- Problem statement -
Quote all entries exactly, leaving pictures aside.

[START OF Extracted records]

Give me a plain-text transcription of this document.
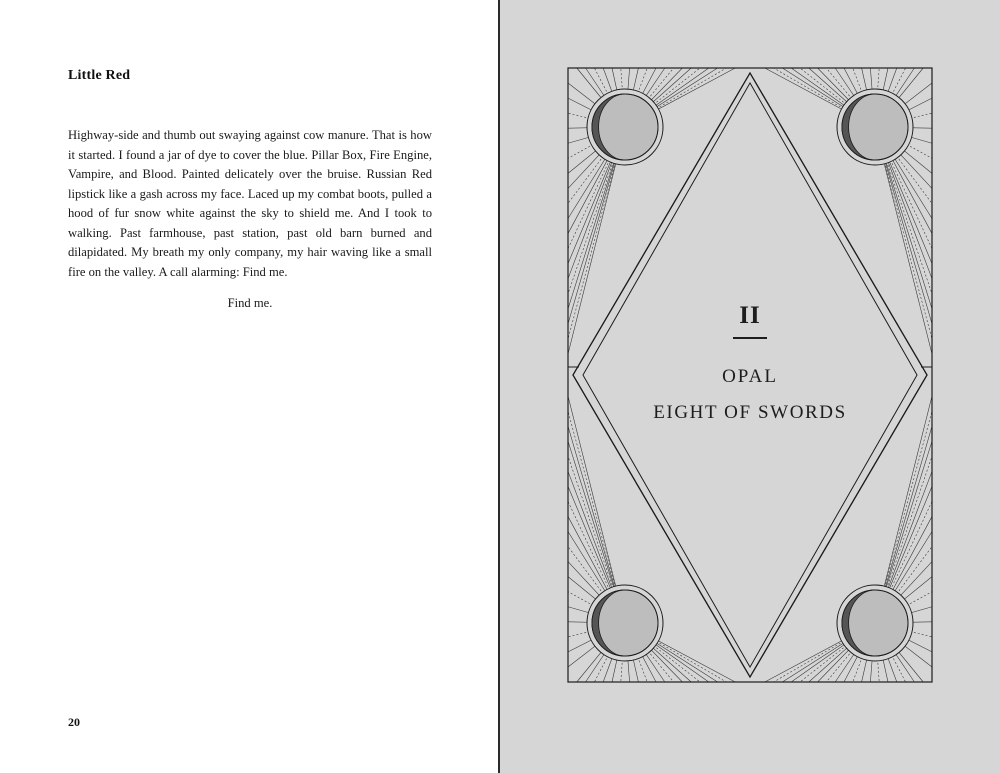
Little Red

Highway-side and thumb out swaying against cow manure. That is how it started. I found a jar of dye to cover the blue. Pillar Box, Fire Engine, Vampire, and Blood. Painted delicately over the bruise. Russian Red lipstick like a gash across my face. Laced up my combat boots, pulled a hood of fur snow white against the sky to shield me. And I took to walking. Past farmhouse, past station, past old barn burned and dilapidated. My breath my only company, my hair waving like a small fire on the valley. A call alarming: Find me.

Find me.

20
II
OPAL
EIGHT OF SWORDS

[END OF Extracted records]

- The reply -
Give me a plain-text transcription of this document.
Little Red

Highway-side and thumb out swaying against cow manure. That is how it started. I found a jar of dye to cover the blue. Pillar Box, Fire Engine, Vampire, and Blood. Painted delicately over the bruise. Russian Red lipstick like a gash across my face. Laced up my combat boots, pulled a hood of fur snow white against the sky to shield me. And I took to walking. Past farmhouse, past station, past old barn burned and dilapidated. My breath my only company, my hair waving like a small fire on the valley. A call alarming: Find me.

Find me.

20
II
OPAL
EIGHT OF SWORDS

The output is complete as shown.